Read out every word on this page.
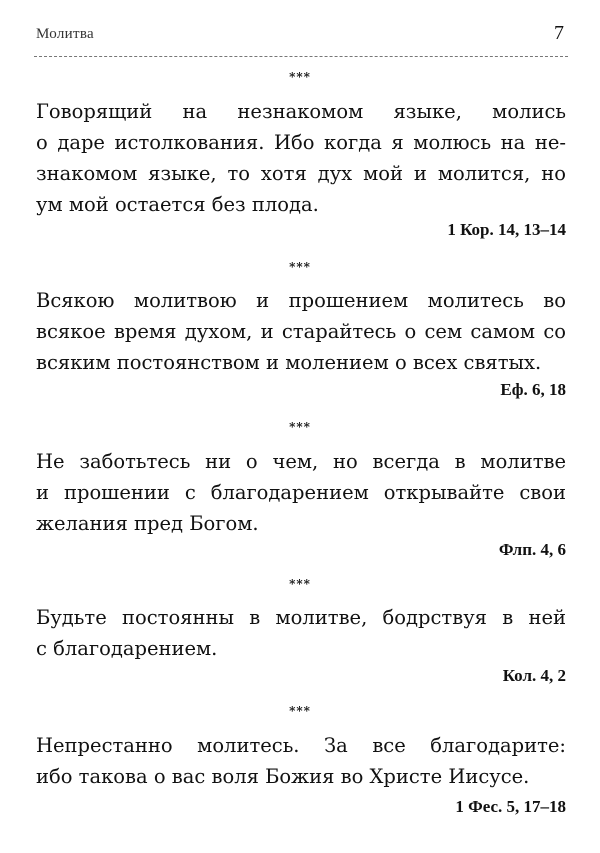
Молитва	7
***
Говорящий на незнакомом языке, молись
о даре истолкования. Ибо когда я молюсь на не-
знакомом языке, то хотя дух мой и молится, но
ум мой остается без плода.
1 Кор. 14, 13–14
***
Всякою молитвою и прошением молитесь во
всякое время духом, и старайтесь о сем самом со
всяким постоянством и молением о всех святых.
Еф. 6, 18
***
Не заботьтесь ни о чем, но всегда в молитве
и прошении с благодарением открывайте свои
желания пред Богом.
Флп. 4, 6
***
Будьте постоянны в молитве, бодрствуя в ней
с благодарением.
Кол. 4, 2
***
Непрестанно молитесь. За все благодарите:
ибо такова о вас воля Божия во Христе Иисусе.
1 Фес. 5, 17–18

⁂

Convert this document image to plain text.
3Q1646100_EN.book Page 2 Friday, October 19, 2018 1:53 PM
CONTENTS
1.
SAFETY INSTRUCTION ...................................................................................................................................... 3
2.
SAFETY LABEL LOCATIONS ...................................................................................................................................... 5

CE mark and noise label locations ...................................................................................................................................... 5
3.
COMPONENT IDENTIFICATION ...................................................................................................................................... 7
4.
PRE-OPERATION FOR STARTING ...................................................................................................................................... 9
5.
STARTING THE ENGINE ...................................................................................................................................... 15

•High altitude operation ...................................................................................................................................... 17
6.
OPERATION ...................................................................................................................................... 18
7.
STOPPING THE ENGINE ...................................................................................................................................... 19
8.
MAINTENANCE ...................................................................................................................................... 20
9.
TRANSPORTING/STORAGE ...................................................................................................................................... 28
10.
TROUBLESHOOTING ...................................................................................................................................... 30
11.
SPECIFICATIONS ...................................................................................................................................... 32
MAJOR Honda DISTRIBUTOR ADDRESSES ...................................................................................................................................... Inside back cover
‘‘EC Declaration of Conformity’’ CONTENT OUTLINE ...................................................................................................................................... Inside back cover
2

⁂

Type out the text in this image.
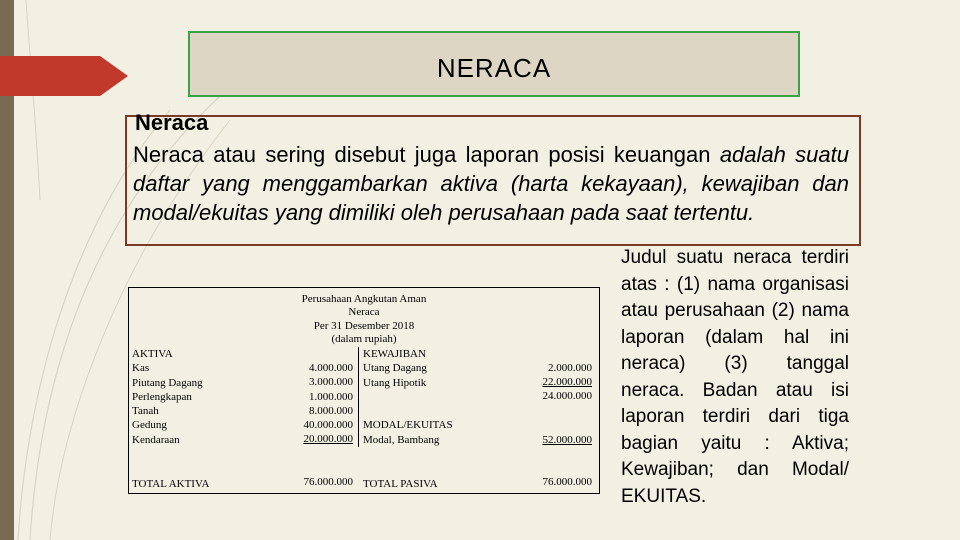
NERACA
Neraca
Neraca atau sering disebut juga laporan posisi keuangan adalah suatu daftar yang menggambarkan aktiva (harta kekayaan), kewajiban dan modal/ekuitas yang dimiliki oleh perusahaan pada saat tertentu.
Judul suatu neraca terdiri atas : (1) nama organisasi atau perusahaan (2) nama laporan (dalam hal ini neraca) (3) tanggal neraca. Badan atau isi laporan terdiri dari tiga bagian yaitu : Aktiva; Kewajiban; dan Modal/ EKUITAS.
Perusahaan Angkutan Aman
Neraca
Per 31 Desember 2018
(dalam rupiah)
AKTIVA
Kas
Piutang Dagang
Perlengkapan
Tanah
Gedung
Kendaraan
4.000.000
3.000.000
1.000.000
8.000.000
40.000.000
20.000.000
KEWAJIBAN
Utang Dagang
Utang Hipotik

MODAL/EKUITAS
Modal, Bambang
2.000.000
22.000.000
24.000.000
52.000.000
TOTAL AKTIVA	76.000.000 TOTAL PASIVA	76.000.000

⁂

[Exercise task]:
Pull every line containing the word "языке" out of the material and copy it.

[Answer below]:
Говорящий на незнакомом языке, молись
знакомом языке, то хотя дух мой и молится, но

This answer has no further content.